# DESCRIPTION OF THE TASK
Exactly as they appear, output all of the records. Skip any images.

# INPUT RECORDS

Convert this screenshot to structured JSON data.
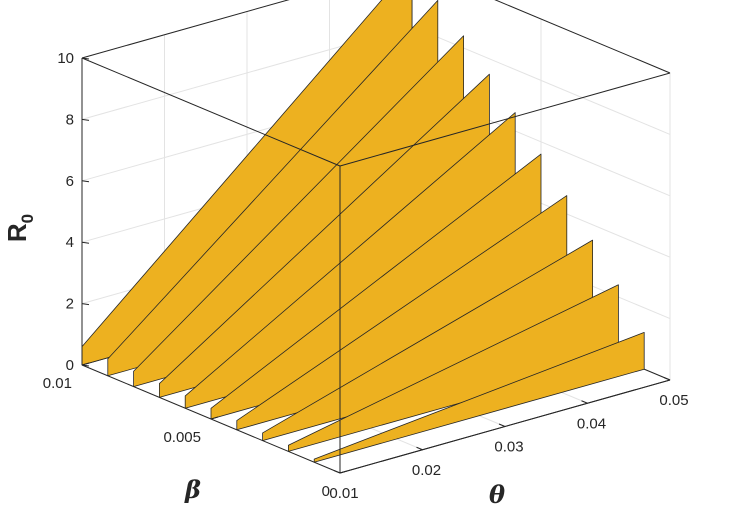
{
  "chart_data": {
    "type": "surface3d",
    "title": "",
    "xlabel": "θ",
    "ylabel": "β",
    "zlabel": "R",
    "zlabel_subscript": "0",
    "xlim": [
      0.01,
      0.05
    ],
    "ylim": [
      0,
      0.01
    ],
    "zlim": [
      0,
      10
    ],
    "xticks": [
      0.01,
      0.02,
      0.03,
      0.04,
      0.05
    ],
    "xtick_labels": [
      "0.01",
      "0.02",
      "0.03",
      "0.04",
      "0.05"
    ],
    "yticks": [
      0,
      0.005,
      0.01
    ],
    "ytick_labels": [
      "0",
      "0.005",
      "0.01"
    ],
    "zticks": [
      0,
      2,
      4,
      6,
      8,
      10
    ],
    "ztick_labels": [
      "0",
      "2",
      "4",
      "6",
      "8",
      "10"
    ],
    "grid": true,
    "box": true,
    "surface_color": "#EDB120",
    "edge_color": "#262626",
    "slices_beta": [
      0,
      0.001,
      0.002,
      0.003,
      0.004,
      0.005,
      0.006,
      0.007,
      0.008,
      0.009,
      0.01
    ],
    "series": [
      {
        "beta": 0.01,
        "theta": [
          0.01,
          0.05
        ],
        "r0": [
          0.6,
          10.0
        ]
      },
      {
        "beta": 0.009,
        "theta": [
          0.01,
          0.05
        ],
        "r0": [
          0.55,
          9.2
        ]
      },
      {
        "beta": 0.008,
        "theta": [
          0.01,
          0.05
        ],
        "r0": [
          0.5,
          8.4
        ]
      },
      {
        "beta": 0.007,
        "theta": [
          0.01,
          0.05
        ],
        "r0": [
          0.45,
          7.5
        ]
      },
      {
        "beta": 0.006,
        "theta": [
          0.01,
          0.05
        ],
        "r0": [
          0.4,
          6.6
        ]
      },
      {
        "beta": 0.005,
        "theta": [
          0.01,
          0.05
        ],
        "r0": [
          0.35,
          5.6
        ]
      },
      {
        "beta": 0.004,
        "theta": [
          0.01,
          0.05
        ],
        "r0": [
          0.3,
          4.6
        ]
      },
      {
        "beta": 0.003,
        "theta": [
          0.01,
          0.05
        ],
        "r0": [
          0.25,
          3.5
        ]
      },
      {
        "beta": 0.002,
        "theta": [
          0.01,
          0.05
        ],
        "r0": [
          0.2,
          2.4
        ]
      },
      {
        "beta": 0.001,
        "theta": [
          0.01,
          0.05
        ],
        "r0": [
          0.1,
          1.2
        ]
      },
      {
        "beta": 0.0,
        "theta": [
          0.01,
          0.05
        ],
        "r0": [
          0.0,
          0.0
        ]
      }
    ]
  }
}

# EXPECTED ANSWER
Convert this screenshot to structured JSON data.
{
  "chart_data": {
    "type": "surface3d",
    "title": "",
    "xlabel": "θ",
    "ylabel": "β",
    "zlabel": "R",
    "zlabel_subscript": "0",
    "xlim": [
      0.01,
      0.05
    ],
    "ylim": [
      0,
      0.01
    ],
    "zlim": [
      0,
      10
    ],
    "xticks": [
      0.01,
      0.02,
      0.03,
      0.04,
      0.05
    ],
    "xtick_labels": [
      "0.01",
      "0.02",
      "0.03",
      "0.04",
      "0.05"
    ],
    "yticks": [
      0,
      0.005,
      0.01
    ],
    "ytick_labels": [
      "0",
      "0.005",
      "0.01"
    ],
    "zticks": [
      0,
      2,
      4,
      6,
      8,
      10
    ],
    "ztick_labels": [
      "0",
      "2",
      "4",
      "6",
      "8",
      "10"
    ],
    "grid": true,
    "box": true,
    "surface_color": "#EDB120",
    "edge_color": "#262626",
    "slices_beta": [
      0,
      0.001,
      0.002,
      0.003,
      0.004,
      0.005,
      0.006,
      0.007,
      0.008,
      0.009,
      0.01
    ],
    "series": [
      {
        "beta": 0.01,
        "theta": [
          0.01,
          0.05
        ],
        "r0": [
          0.6,
          10.0
        ]
      },
      {
        "beta": 0.009,
        "theta": [
          0.01,
          0.05
        ],
        "r0": [
          0.55,
          9.2
        ]
      },
      {
        "beta": 0.008,
        "theta": [
          0.01,
          0.05
        ],
        "r0": [
          0.5,
          8.4
        ]
      },
      {
        "beta": 0.007,
        "theta": [
          0.01,
          0.05
        ],
        "r0": [
          0.45,
          7.5
        ]
      },
      {
        "beta": 0.006,
        "theta": [
          0.01,
          0.05
        ],
        "r0": [
          0.4,
          6.6
        ]
      },
      {
        "beta": 0.005,
        "theta": [
          0.01,
          0.05
        ],
        "r0": [
          0.35,
          5.6
        ]
      },
      {
        "beta": 0.004,
        "theta": [
          0.01,
          0.05
        ],
        "r0": [
          0.3,
          4.6
        ]
      },
      {
        "beta": 0.003,
        "theta": [
          0.01,
          0.05
        ],
        "r0": [
          0.25,
          3.5
        ]
      },
      {
        "beta": 0.002,
        "theta": [
          0.01,
          0.05
        ],
        "r0": [
          0.2,
          2.4
        ]
      },
      {
        "beta": 0.001,
        "theta": [
          0.01,
          0.05
        ],
        "r0": [
          0.1,
          1.2
        ]
      },
      {
        "beta": 0.0,
        "theta": [
          0.01,
          0.05
        ],
        "r0": [
          0.0,
          0.0
        ]
      }
    ]
  }
}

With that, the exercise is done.